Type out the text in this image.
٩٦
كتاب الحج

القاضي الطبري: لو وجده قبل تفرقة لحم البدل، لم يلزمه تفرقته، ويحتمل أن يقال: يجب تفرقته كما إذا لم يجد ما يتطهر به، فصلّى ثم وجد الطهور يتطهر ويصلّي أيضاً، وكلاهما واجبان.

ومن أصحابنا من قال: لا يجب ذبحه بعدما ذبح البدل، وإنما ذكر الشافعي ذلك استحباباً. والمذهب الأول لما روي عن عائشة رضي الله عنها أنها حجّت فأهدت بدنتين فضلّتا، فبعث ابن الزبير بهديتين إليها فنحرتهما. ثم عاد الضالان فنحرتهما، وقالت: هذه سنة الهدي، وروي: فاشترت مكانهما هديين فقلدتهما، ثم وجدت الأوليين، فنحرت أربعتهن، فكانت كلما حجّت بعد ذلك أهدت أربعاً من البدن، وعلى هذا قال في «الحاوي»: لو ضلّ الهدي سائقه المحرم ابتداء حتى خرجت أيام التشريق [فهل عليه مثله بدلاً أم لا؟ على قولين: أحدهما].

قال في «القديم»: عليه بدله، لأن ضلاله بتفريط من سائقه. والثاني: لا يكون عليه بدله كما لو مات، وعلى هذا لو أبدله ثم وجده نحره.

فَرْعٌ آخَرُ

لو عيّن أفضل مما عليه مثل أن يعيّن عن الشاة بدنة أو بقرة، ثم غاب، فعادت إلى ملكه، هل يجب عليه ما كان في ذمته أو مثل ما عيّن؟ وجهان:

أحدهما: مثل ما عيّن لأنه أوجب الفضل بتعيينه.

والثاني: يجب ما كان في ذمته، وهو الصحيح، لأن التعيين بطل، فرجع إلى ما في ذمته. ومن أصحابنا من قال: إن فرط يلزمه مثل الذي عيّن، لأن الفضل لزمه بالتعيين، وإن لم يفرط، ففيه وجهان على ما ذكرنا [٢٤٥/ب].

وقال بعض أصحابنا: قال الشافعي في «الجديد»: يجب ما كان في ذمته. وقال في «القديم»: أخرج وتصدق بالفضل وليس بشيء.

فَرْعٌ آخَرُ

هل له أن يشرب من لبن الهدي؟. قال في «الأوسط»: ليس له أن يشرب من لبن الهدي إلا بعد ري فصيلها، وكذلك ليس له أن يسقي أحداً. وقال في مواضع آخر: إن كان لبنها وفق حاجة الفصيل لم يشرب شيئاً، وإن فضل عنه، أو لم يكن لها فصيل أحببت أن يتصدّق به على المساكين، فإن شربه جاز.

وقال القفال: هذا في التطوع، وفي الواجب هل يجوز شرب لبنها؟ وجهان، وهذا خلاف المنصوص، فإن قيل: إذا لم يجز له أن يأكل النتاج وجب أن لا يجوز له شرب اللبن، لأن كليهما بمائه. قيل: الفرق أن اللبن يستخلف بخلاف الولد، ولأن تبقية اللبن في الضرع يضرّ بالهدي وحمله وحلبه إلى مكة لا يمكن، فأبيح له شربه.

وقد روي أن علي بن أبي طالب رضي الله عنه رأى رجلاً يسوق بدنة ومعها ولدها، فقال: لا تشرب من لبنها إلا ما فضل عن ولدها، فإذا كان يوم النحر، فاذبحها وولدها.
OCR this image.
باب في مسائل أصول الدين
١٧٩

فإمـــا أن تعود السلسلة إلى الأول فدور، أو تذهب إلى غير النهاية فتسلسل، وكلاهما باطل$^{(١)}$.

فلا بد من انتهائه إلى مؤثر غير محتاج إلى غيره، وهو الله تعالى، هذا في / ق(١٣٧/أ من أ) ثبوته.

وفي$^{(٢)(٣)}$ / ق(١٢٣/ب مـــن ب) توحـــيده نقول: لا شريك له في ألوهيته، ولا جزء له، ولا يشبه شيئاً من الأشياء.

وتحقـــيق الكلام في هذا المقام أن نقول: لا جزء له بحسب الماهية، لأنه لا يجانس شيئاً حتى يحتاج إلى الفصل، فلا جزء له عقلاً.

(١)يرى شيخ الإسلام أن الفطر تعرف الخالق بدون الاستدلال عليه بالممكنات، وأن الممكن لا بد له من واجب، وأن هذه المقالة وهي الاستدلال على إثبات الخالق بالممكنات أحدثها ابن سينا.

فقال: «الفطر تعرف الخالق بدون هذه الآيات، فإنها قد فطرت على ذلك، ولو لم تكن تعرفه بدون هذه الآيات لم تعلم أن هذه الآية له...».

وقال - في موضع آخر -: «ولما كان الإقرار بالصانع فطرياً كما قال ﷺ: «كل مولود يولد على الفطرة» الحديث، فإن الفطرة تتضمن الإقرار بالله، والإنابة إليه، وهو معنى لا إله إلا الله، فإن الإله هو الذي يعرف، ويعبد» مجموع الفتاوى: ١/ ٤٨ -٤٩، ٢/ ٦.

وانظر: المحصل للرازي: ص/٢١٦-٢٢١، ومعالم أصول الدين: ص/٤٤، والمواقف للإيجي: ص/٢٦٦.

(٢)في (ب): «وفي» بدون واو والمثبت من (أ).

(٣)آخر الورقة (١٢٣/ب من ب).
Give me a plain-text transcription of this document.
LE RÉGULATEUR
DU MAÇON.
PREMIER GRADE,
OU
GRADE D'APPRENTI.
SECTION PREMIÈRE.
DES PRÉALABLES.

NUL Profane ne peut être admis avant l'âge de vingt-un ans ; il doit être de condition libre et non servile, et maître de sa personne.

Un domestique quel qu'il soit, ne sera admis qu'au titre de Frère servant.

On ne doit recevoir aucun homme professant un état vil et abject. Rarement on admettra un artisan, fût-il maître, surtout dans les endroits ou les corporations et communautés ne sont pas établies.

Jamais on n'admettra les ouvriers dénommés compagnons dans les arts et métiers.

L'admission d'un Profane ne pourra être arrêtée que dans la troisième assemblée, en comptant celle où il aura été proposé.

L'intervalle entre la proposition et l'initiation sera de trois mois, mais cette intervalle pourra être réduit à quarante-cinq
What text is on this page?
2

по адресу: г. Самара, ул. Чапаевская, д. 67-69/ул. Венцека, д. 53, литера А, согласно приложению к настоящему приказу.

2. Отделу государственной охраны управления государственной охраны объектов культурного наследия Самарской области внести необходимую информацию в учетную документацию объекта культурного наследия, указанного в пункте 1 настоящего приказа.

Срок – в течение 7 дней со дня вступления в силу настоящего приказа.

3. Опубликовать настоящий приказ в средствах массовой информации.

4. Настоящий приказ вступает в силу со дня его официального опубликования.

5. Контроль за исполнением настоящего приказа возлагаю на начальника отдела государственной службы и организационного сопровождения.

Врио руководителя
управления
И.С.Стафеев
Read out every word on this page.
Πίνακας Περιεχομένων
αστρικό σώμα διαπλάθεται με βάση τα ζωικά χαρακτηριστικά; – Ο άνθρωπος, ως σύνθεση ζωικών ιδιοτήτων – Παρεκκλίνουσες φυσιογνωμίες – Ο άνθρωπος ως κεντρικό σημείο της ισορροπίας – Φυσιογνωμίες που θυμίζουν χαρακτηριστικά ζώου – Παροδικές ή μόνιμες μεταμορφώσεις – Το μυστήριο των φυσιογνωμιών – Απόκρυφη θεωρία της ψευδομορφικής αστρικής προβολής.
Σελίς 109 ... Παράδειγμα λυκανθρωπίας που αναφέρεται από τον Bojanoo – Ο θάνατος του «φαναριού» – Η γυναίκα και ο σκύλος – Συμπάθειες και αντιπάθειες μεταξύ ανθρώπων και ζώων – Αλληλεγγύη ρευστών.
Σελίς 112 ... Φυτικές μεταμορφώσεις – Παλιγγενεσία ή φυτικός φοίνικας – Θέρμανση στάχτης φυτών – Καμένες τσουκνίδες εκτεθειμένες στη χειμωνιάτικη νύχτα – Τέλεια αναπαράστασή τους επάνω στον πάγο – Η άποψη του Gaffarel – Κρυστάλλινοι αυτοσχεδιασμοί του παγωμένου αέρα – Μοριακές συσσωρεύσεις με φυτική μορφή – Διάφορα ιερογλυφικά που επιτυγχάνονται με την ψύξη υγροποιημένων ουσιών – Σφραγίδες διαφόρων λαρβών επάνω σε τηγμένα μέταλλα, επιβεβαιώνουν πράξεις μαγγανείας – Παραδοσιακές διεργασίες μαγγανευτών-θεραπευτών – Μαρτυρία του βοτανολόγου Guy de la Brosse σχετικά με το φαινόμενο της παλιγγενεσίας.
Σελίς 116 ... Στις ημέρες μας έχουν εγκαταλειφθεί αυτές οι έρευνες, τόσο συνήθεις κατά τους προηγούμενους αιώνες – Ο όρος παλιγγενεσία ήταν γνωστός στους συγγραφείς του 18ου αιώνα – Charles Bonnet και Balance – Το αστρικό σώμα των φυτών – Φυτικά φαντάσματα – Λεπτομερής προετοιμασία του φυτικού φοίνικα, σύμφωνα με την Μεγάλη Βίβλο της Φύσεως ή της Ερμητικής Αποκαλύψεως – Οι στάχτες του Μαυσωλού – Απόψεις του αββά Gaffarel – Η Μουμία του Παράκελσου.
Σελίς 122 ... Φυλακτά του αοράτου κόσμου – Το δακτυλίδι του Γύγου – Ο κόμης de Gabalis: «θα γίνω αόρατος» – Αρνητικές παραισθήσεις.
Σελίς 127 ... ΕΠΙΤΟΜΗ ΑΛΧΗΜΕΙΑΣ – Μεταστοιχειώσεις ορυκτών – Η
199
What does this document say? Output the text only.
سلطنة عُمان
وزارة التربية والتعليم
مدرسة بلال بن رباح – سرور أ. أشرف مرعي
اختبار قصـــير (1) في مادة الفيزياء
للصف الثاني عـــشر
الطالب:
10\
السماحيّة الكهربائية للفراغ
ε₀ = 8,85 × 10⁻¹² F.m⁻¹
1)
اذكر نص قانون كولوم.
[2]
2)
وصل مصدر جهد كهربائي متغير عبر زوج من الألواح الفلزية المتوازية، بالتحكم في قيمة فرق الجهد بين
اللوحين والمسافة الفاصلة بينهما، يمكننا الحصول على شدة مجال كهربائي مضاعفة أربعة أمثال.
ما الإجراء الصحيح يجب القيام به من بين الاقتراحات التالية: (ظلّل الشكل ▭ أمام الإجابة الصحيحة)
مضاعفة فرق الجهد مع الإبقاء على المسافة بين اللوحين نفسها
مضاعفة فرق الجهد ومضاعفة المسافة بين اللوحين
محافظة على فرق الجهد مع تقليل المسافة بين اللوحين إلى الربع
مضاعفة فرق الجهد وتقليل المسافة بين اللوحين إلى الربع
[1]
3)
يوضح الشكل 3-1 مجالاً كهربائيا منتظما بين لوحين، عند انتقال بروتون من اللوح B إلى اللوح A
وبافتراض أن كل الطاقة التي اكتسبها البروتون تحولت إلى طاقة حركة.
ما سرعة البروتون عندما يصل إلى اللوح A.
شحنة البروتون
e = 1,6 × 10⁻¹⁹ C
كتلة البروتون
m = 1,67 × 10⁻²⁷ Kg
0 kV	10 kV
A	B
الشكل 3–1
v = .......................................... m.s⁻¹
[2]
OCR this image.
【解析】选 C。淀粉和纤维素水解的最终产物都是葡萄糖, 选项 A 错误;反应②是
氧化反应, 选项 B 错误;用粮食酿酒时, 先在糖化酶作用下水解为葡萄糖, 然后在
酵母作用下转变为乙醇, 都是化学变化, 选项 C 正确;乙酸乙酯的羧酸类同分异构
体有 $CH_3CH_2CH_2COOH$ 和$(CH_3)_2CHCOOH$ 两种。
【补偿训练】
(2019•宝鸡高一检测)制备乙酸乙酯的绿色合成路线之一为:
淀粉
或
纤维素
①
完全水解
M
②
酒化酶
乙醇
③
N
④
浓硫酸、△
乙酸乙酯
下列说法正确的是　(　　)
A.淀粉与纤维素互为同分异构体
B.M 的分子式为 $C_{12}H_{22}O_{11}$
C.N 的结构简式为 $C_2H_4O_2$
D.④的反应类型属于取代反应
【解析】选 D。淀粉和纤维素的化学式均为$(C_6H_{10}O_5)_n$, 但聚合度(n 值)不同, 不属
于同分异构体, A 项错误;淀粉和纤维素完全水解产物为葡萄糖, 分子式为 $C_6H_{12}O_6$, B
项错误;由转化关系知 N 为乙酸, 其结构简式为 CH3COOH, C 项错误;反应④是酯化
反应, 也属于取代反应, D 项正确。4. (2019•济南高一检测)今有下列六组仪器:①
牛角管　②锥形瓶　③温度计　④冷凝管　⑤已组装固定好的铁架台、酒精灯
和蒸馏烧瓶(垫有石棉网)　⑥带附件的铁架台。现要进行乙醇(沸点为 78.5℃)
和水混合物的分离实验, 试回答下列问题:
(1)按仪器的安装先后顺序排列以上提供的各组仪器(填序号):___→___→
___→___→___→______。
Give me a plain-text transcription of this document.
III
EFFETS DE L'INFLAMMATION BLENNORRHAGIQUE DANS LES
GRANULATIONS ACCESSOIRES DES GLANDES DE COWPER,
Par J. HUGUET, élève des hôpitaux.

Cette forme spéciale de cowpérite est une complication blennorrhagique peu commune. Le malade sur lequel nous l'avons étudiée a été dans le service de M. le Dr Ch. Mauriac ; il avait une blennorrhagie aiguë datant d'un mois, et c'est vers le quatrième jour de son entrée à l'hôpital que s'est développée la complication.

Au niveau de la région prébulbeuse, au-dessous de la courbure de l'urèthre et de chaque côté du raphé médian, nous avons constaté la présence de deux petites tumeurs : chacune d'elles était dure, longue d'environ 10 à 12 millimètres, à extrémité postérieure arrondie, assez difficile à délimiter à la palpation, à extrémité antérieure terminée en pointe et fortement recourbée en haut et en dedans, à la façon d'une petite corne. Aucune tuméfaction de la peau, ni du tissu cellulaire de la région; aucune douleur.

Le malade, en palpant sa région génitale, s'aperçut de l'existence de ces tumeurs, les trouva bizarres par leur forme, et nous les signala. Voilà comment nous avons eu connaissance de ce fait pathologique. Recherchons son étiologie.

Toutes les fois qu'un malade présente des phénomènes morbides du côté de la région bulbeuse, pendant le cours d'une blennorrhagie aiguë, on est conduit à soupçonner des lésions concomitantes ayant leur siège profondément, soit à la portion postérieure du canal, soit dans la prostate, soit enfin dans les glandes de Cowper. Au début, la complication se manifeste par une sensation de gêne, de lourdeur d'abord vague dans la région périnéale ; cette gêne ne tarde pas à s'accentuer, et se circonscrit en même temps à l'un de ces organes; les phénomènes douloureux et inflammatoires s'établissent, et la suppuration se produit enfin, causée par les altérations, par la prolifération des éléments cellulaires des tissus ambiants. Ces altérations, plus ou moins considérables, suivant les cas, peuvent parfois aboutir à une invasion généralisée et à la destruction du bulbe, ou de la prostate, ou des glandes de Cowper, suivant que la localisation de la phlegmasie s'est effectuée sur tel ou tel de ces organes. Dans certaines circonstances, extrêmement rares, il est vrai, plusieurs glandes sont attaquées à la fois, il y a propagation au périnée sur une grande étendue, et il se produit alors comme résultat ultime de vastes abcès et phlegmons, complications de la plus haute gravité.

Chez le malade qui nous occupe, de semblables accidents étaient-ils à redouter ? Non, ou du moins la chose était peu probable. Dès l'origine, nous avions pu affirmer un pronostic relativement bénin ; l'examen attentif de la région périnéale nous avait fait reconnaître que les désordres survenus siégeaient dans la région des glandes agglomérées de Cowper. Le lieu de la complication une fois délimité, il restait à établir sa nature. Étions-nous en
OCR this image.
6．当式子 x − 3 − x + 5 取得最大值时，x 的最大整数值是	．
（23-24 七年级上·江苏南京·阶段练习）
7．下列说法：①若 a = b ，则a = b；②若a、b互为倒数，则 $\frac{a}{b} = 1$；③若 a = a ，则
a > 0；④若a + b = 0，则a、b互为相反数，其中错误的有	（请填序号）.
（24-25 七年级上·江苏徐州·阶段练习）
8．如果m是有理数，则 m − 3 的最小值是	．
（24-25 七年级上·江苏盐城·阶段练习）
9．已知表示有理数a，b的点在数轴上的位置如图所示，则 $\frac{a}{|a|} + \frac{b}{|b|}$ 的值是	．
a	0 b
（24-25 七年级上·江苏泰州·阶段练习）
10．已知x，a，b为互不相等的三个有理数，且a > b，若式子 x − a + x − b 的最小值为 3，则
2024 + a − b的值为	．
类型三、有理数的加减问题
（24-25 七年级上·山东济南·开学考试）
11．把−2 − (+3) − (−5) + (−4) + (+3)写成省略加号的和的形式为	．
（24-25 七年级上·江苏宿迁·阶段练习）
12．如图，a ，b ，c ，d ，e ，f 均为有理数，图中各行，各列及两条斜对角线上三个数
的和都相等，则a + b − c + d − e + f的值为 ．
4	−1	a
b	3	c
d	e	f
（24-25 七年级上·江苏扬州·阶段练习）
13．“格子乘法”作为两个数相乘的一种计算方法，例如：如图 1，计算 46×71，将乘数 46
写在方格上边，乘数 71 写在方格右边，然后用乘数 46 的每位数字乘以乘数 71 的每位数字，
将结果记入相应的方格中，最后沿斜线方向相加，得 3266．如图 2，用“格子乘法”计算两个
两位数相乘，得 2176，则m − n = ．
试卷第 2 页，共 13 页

Exercise aim: Pull out the lines above in which the word "αστρικό" appears.

Output:
αστρικό σώμα διαπλάθεται με βάση τα ζωικά χαρακτηριστικά; – Ο άνθρωπος, ως σύνθεση ζωικών ιδιοτήτων – Παρεκκλίνουσες φυσιογνωμίες – Ο άνθρωπος ως κεντρικό σημείο της ισορροπίας – Φυσιογνωμίες που θυμίζουν χαρακτηριστικά ζώου – Παροδικές ή μόνιμες μεταμορφώσεις – Το μυστήριο των φυσιογνωμιών – Απόκρυφη θεωρία της ψευδομορφικής αστρικής προβολής.
Σελίς 116 ... Στις ημέρες μας έχουν εγκαταλειφθεί αυτές οι έρευνες, τόσο συνήθεις κατά τους προηγούμενους αιώνες – Ο όρος παλιγγενεσία ήταν γνωστός στους συγγραφείς του 18ου αιώνα – Charles Bonnet και Balance – Το αστρικό σώμα των φυτών – Φυτικά φαντάσματα – Λεπτομερής προετοιμασία του φυτικού φοίνικα, σύμφωνα με την Μεγάλη Βίβλο της Φύσεως ή της Ερμητικής Αποκαλύψεως – Οι στάχτες του Μαυσωλού – Απόψεις του αββά Gaffarel – Η Μουμία του Παράκελσου.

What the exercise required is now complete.